= Aim of the task =
List all lines in the material below that contain "screenshot".
------ Extracted records
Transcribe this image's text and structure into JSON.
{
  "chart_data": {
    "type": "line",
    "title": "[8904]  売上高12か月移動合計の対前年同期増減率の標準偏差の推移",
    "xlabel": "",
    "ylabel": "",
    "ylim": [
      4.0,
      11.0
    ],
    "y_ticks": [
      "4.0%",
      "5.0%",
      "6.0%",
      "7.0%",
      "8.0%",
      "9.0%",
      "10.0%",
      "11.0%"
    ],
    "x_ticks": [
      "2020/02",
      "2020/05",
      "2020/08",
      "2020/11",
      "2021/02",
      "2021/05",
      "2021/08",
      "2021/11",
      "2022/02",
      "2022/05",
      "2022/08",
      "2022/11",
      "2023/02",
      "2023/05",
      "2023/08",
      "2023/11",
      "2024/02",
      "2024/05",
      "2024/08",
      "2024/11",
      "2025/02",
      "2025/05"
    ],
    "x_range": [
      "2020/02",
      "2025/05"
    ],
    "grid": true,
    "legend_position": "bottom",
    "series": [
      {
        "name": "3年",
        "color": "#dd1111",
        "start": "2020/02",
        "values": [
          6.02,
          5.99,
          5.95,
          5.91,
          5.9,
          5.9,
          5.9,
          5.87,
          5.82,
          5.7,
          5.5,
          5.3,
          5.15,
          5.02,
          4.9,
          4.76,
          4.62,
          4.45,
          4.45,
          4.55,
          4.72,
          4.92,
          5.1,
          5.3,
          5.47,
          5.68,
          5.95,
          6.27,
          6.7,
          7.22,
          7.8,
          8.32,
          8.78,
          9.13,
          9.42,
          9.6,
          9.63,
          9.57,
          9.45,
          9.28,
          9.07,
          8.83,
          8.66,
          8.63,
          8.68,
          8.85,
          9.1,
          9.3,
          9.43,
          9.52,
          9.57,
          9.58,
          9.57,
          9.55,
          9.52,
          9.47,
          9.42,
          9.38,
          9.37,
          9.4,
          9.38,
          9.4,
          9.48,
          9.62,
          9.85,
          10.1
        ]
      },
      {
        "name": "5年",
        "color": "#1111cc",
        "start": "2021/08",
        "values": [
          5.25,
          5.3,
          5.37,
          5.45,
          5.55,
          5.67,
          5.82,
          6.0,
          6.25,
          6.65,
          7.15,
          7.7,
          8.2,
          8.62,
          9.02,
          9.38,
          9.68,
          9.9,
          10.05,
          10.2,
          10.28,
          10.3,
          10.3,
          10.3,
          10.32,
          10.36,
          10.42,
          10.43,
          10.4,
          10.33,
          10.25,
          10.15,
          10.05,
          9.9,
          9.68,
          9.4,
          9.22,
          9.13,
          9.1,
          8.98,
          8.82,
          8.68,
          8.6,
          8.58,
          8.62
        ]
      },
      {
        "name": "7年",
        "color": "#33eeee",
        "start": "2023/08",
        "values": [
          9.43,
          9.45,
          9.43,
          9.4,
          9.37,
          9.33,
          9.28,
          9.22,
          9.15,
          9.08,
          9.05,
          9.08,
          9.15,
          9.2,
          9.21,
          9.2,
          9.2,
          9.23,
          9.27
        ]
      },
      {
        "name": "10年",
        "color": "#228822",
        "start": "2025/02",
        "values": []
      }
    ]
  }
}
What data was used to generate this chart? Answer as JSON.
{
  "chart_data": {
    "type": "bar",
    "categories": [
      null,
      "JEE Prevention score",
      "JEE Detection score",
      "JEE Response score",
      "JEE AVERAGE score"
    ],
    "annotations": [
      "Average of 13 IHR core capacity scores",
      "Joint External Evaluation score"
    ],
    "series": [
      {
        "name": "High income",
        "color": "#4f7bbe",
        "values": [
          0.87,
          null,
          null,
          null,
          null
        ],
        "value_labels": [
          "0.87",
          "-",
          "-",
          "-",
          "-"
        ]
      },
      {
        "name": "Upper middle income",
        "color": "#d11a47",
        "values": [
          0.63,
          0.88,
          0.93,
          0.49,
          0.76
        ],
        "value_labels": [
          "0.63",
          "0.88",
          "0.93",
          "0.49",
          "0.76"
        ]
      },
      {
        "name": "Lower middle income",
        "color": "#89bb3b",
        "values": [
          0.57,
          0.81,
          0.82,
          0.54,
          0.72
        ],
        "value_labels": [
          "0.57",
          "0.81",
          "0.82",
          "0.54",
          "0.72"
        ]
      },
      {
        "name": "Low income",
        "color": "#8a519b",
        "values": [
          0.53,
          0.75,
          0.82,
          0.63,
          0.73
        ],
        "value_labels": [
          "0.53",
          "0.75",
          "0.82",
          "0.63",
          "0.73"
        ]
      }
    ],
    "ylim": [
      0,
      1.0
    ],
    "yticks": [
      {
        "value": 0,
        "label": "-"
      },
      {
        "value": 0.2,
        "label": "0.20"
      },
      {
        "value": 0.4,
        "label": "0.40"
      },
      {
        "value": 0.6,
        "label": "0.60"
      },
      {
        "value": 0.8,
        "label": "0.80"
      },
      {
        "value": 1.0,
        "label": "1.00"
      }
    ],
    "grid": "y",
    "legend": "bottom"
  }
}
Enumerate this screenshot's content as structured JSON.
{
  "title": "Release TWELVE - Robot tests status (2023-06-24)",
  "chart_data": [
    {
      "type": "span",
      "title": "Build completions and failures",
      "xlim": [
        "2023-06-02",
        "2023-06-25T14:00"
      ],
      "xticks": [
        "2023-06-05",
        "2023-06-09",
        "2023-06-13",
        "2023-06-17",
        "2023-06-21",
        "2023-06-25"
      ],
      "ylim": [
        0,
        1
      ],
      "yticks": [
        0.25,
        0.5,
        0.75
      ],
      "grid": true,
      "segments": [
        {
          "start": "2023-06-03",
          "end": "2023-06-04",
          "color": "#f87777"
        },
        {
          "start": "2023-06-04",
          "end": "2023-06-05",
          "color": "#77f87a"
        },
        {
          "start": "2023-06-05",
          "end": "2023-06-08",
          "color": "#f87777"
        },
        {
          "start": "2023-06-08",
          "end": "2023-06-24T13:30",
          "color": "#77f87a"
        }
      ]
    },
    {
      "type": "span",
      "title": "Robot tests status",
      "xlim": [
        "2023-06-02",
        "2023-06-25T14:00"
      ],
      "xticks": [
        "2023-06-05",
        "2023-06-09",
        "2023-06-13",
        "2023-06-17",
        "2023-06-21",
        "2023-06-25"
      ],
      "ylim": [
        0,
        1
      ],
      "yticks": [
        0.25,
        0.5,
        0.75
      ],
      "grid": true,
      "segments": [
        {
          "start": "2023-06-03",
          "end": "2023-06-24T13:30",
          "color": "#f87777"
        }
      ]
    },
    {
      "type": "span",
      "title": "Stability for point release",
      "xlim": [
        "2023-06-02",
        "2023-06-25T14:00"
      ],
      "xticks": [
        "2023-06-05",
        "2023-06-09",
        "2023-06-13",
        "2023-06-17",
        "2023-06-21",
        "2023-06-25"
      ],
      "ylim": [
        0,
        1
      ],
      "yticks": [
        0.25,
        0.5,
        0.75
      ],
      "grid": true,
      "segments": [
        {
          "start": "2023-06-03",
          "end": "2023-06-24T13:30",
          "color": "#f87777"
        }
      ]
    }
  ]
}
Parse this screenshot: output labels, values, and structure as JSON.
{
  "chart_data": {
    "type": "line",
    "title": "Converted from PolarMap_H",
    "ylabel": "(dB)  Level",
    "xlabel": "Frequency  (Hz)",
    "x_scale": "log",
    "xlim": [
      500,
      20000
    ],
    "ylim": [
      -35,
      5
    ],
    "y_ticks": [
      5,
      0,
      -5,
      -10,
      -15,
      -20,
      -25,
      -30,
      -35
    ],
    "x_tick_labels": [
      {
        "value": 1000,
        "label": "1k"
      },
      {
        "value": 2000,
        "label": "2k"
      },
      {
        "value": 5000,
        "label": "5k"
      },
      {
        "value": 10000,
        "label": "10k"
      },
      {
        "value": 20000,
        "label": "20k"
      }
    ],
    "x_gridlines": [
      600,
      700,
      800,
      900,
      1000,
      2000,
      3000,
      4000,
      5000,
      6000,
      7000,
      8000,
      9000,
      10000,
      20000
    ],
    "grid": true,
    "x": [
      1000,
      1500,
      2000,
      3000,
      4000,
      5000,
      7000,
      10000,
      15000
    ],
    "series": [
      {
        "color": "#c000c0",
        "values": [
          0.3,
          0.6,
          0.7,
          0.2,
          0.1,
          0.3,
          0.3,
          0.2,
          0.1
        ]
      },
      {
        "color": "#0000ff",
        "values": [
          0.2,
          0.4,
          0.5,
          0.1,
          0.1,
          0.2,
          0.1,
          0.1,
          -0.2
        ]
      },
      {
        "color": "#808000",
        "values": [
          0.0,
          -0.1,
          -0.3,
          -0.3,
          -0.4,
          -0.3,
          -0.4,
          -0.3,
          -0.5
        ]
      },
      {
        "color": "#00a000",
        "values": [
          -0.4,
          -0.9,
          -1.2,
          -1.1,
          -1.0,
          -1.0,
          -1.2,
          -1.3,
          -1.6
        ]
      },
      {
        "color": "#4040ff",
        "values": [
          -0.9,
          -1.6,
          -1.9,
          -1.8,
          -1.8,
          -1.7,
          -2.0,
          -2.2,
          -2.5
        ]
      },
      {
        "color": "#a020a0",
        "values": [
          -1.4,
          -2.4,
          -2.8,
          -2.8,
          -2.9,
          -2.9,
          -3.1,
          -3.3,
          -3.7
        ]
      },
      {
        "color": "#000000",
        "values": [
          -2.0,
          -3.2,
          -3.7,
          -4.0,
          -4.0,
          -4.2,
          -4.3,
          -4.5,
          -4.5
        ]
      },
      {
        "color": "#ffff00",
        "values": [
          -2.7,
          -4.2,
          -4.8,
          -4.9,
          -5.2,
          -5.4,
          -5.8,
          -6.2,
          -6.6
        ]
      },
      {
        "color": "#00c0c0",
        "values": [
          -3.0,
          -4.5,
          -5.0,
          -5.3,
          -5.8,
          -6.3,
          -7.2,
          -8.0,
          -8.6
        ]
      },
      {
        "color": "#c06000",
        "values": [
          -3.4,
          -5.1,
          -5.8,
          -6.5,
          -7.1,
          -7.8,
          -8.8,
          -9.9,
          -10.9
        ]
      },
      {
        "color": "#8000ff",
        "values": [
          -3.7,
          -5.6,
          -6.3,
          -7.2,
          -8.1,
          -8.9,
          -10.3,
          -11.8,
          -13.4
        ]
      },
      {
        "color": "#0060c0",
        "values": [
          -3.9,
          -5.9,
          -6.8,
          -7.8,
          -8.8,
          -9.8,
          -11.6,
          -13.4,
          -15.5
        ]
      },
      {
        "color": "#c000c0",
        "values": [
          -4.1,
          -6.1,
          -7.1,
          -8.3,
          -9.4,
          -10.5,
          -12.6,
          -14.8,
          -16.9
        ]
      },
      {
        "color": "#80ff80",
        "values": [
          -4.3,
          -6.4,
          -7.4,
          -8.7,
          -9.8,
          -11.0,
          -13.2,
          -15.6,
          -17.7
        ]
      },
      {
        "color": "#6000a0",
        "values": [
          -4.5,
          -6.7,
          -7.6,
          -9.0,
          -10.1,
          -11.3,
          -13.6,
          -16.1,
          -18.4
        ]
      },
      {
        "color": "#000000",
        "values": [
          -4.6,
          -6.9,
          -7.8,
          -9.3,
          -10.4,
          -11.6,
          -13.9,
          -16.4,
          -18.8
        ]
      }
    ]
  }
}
------------
= Output for this task =
Enumerate this screenshot's content as structured JSON.
Parse this screenshot: output labels, values, and structure as JSON.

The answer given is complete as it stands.